# MATERIAL FOR THE TASK start
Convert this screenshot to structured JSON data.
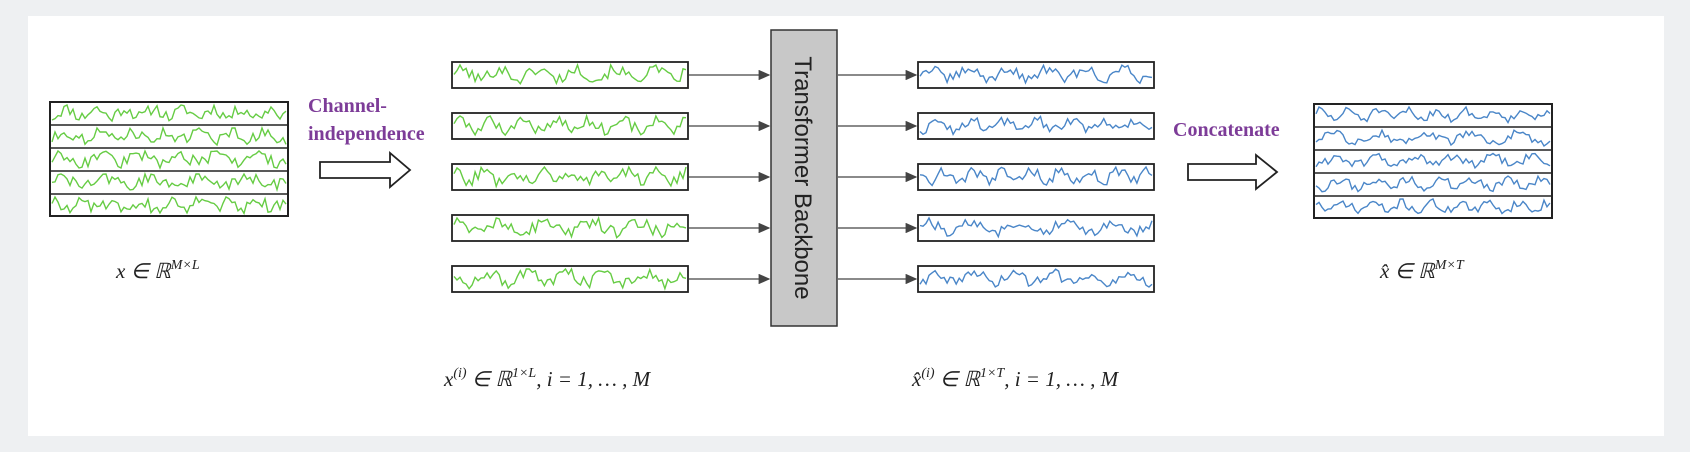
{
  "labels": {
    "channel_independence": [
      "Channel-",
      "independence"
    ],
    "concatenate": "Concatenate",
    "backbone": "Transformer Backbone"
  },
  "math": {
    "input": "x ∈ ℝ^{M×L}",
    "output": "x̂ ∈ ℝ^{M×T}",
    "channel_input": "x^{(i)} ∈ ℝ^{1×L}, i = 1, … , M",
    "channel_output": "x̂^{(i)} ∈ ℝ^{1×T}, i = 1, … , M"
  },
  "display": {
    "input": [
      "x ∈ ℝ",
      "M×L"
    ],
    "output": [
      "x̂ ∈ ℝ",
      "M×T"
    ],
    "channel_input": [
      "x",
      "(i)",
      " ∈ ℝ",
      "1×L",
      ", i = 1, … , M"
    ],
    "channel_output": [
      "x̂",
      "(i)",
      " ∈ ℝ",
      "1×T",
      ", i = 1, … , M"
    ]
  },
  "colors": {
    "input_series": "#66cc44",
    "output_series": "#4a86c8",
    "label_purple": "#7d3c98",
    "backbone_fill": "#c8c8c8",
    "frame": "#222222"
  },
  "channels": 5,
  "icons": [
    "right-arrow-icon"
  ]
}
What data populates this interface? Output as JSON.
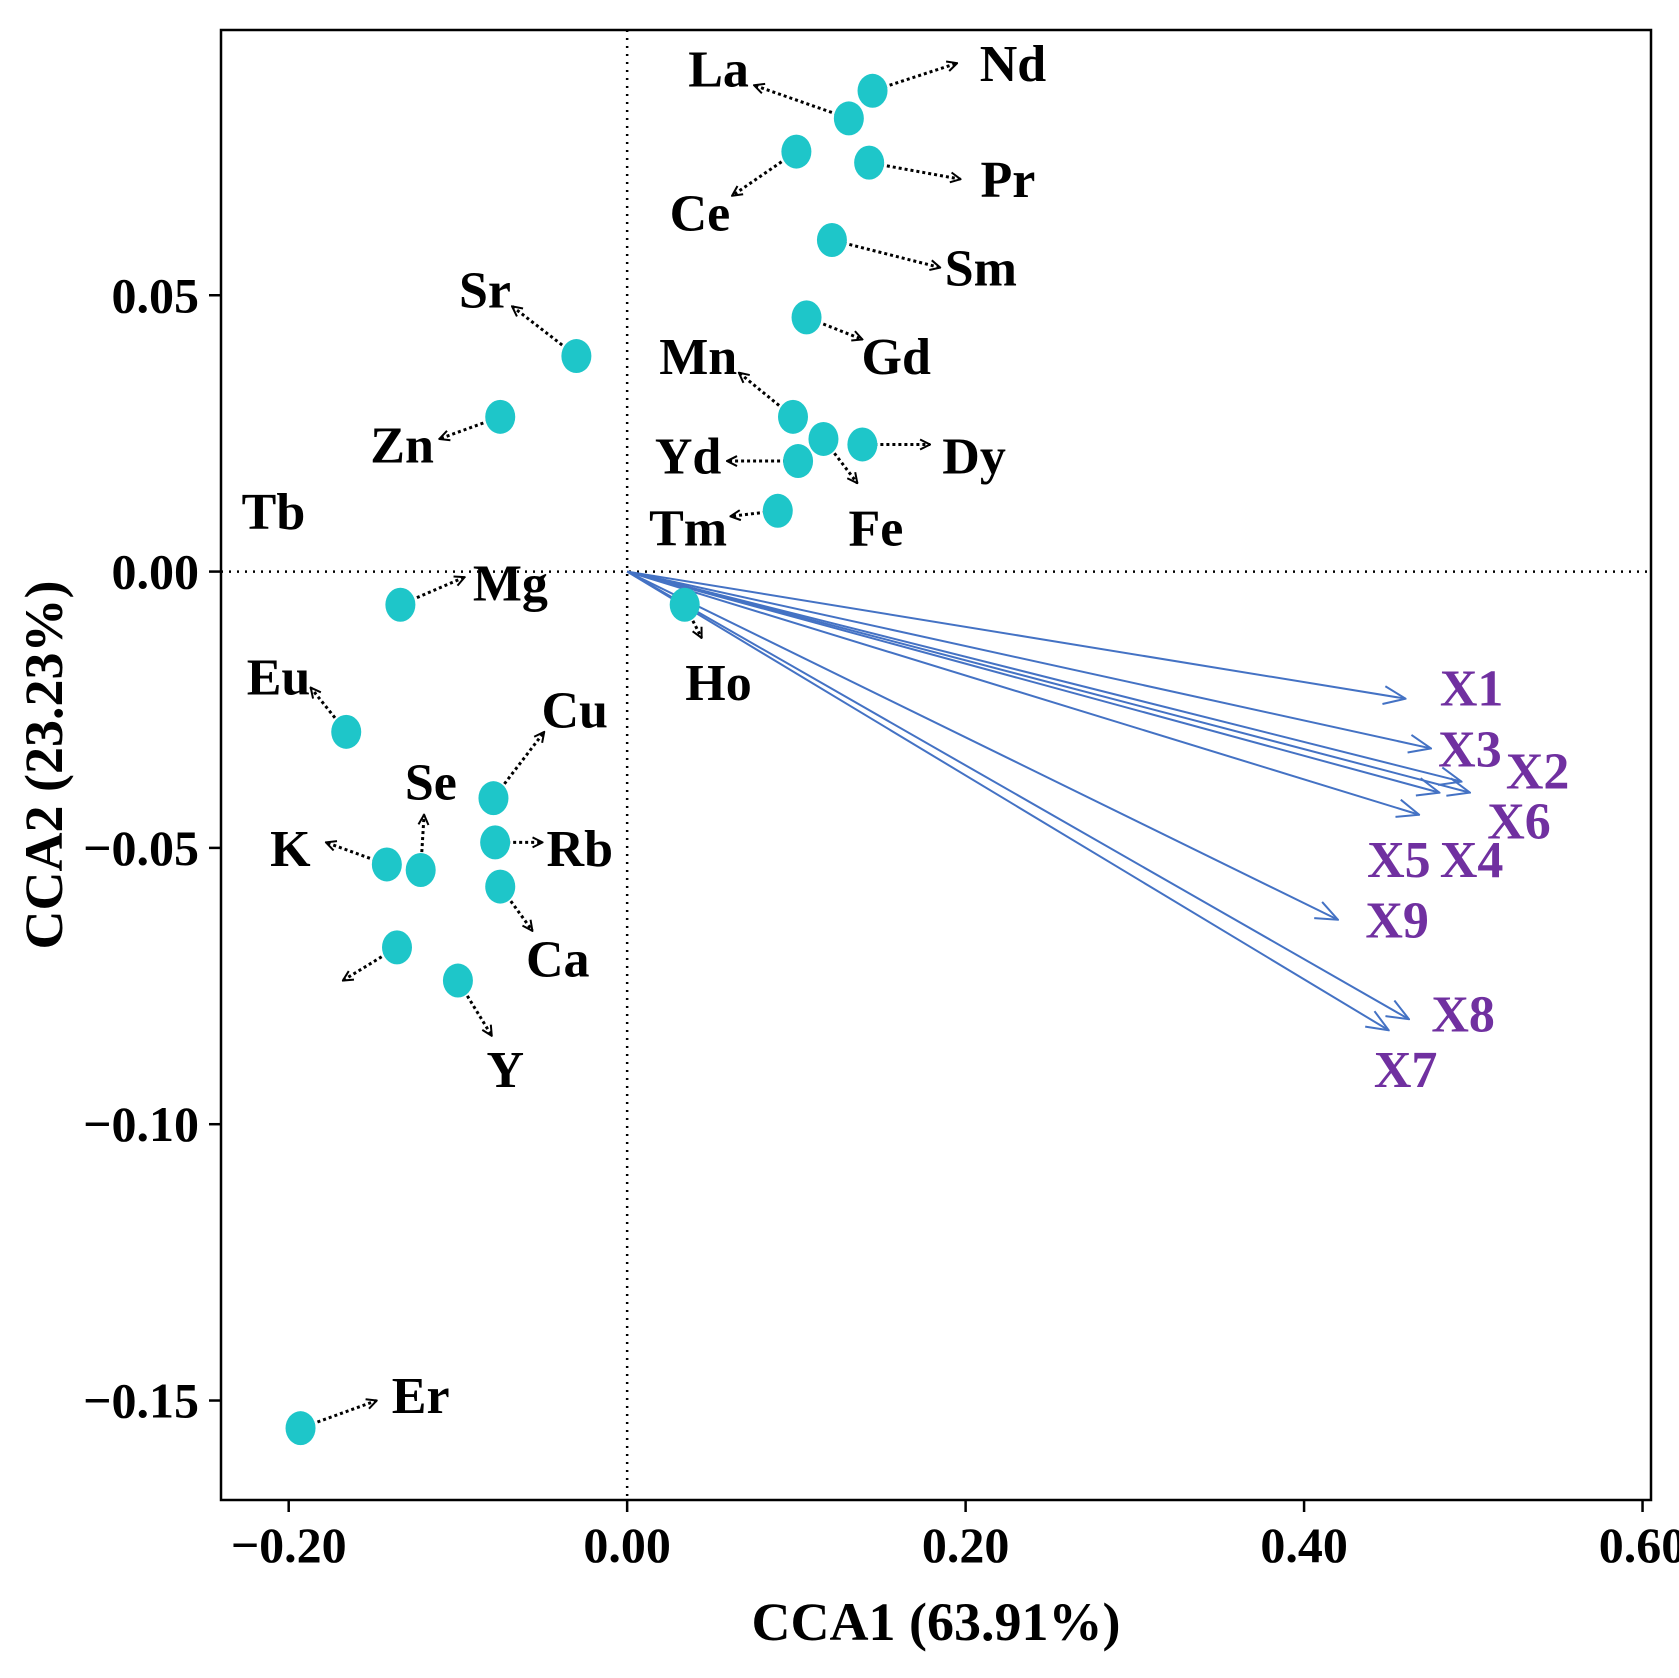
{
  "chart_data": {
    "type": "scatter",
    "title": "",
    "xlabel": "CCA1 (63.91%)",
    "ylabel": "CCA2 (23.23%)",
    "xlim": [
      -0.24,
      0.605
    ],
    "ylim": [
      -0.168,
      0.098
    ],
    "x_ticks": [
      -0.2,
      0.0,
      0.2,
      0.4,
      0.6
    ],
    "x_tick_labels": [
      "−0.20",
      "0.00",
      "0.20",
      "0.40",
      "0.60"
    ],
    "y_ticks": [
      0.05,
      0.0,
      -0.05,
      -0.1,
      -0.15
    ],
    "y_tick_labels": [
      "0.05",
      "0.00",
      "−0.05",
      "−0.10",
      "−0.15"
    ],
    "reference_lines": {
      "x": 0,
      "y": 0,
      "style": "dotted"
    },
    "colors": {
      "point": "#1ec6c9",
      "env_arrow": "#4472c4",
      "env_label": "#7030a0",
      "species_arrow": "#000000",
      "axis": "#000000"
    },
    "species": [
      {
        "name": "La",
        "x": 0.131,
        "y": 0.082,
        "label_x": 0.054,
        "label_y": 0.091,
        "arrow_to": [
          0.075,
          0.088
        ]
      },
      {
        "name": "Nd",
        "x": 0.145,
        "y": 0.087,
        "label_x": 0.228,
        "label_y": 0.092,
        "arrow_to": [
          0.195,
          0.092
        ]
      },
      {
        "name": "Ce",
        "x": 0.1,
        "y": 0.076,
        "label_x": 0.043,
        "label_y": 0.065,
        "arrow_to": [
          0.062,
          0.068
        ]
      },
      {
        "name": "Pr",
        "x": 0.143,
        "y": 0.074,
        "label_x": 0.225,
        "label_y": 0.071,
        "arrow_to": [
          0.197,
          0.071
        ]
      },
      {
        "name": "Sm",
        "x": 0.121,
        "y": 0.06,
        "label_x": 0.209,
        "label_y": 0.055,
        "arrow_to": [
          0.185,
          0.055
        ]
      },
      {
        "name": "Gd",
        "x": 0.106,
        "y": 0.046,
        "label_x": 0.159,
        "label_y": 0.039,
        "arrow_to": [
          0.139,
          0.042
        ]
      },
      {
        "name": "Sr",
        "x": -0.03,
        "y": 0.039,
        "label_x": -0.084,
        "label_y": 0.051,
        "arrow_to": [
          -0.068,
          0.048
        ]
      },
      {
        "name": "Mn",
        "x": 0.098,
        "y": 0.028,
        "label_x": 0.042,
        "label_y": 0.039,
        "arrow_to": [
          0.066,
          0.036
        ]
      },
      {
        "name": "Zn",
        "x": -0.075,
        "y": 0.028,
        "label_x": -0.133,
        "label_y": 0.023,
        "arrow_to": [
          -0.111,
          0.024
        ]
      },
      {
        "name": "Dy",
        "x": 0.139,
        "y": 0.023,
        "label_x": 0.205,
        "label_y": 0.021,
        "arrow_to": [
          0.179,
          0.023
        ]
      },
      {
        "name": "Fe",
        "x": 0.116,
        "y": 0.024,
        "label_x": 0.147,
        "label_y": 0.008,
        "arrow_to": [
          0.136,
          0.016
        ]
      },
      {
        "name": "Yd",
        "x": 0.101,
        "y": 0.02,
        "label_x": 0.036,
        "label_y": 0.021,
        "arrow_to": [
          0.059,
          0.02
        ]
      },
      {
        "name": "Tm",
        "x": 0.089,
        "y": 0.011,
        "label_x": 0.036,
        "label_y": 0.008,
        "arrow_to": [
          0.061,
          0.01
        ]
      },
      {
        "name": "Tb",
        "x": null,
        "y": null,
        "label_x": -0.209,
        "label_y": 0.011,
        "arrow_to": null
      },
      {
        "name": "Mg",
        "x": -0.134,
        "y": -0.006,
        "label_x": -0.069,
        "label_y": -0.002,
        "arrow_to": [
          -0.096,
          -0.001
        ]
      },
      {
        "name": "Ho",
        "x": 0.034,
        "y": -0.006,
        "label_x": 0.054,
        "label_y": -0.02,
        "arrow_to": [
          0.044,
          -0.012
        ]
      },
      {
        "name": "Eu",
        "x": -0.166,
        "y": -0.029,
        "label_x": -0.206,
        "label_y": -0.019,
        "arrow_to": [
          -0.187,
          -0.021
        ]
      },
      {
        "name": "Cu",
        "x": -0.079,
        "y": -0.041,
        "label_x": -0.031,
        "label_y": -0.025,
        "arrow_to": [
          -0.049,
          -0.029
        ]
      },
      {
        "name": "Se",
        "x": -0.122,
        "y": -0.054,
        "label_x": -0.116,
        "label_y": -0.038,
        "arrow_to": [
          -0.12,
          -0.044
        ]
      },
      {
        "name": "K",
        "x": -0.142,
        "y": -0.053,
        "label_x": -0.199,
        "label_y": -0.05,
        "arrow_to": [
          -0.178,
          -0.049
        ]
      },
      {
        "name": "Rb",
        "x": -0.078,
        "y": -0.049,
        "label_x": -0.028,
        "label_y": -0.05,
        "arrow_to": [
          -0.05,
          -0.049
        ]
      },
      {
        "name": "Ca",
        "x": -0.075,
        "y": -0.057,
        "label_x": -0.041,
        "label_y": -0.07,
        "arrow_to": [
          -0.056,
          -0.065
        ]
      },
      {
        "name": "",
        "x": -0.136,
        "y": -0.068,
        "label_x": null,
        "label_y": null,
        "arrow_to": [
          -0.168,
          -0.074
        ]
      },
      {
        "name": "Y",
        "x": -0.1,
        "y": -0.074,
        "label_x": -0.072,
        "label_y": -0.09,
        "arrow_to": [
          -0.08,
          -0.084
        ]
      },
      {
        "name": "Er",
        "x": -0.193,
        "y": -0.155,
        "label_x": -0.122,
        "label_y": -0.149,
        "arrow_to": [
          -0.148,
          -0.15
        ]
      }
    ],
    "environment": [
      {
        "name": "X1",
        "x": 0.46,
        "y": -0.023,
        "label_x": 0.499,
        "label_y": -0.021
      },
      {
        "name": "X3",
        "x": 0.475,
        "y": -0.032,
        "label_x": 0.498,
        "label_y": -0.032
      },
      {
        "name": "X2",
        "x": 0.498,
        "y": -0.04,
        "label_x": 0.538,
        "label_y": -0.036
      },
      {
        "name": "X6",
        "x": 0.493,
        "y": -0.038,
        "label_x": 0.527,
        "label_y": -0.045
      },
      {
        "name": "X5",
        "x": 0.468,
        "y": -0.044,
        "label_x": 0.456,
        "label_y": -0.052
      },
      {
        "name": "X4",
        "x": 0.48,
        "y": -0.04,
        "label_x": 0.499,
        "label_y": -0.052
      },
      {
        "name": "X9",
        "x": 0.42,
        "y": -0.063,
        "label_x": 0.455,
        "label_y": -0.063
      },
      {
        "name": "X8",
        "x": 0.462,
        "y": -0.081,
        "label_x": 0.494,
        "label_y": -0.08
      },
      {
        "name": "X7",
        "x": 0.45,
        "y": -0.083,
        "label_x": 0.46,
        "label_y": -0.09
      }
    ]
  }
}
# MATERIAL FOR THE TASK end
# MATERIAL FOR THE TASK start
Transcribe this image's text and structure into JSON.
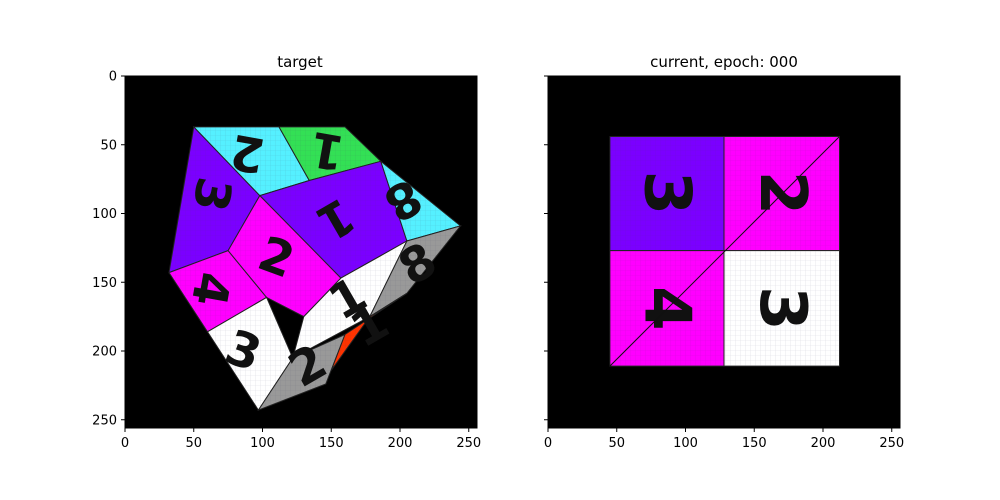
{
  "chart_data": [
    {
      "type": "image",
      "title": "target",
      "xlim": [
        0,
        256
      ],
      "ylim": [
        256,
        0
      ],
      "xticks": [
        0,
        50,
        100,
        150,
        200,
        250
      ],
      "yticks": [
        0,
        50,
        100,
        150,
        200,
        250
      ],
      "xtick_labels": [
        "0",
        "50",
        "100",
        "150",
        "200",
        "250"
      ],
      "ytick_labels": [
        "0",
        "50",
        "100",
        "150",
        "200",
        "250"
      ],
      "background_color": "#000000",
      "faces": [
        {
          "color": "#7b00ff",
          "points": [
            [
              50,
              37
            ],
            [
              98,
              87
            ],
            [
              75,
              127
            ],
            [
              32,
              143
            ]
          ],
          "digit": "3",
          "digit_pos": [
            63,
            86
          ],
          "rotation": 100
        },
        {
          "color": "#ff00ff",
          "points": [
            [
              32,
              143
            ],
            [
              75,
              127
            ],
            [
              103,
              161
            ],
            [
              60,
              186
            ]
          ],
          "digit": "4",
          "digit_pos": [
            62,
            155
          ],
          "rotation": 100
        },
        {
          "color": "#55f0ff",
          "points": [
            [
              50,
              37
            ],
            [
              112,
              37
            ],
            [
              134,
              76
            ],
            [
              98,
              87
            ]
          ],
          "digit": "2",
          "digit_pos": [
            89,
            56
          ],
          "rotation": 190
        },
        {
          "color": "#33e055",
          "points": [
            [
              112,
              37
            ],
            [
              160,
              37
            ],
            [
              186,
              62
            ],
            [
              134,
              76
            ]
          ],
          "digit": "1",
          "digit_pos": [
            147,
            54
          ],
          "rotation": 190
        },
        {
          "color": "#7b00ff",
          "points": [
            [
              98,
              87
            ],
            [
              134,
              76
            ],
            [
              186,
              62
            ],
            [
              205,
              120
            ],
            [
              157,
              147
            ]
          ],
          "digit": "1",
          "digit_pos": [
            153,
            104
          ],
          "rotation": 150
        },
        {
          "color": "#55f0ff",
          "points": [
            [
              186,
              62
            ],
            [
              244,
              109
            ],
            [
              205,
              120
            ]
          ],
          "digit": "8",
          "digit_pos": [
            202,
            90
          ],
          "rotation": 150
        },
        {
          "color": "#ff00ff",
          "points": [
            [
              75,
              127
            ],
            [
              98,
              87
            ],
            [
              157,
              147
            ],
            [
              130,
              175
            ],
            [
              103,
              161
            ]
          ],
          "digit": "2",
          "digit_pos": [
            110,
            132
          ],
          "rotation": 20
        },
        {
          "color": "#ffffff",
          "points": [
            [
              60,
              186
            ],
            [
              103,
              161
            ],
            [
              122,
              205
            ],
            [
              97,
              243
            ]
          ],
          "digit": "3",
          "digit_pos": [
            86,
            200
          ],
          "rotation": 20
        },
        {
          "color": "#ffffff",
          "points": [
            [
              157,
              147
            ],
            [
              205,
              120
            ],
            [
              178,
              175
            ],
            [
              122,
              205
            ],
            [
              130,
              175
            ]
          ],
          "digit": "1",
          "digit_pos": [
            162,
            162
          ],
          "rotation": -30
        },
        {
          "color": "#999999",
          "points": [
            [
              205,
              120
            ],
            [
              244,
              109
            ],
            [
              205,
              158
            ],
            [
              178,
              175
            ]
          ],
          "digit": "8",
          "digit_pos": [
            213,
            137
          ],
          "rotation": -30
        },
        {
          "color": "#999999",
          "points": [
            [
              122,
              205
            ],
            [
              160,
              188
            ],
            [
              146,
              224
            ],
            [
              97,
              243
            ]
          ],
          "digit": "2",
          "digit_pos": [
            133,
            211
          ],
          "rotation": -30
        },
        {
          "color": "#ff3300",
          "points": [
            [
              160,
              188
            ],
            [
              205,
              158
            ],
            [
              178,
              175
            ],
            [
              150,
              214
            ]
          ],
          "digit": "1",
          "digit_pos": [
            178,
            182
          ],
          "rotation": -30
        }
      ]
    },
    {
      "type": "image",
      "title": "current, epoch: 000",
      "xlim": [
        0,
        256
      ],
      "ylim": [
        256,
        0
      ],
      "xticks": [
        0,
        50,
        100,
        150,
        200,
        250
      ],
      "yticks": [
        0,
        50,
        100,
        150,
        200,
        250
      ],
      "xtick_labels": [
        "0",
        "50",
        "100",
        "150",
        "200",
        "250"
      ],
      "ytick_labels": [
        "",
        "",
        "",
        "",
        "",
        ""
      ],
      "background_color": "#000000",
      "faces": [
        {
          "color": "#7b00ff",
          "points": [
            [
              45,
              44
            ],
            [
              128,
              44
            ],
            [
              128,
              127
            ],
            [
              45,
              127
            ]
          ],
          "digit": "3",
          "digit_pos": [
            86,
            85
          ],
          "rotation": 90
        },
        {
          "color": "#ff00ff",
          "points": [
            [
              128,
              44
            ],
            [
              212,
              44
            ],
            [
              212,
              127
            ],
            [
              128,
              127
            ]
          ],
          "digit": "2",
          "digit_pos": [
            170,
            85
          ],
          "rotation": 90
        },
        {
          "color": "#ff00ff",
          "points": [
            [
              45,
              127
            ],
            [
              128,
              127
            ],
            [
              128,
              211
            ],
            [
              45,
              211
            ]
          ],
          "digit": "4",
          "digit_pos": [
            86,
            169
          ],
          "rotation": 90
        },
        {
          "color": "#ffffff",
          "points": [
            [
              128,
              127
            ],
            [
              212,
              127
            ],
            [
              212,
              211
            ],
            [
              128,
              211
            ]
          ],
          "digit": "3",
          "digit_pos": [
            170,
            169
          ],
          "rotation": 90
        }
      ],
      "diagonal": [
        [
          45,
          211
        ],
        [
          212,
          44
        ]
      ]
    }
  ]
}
# MATERIAL FOR THE TASK end
Return, from the data, each line that has the word "null" in it.

- _WRITTEN ANSWER_:
        "x": null,
        "y": null,
        "arrow_to": null
        "label_x": null,
        "label_y": null,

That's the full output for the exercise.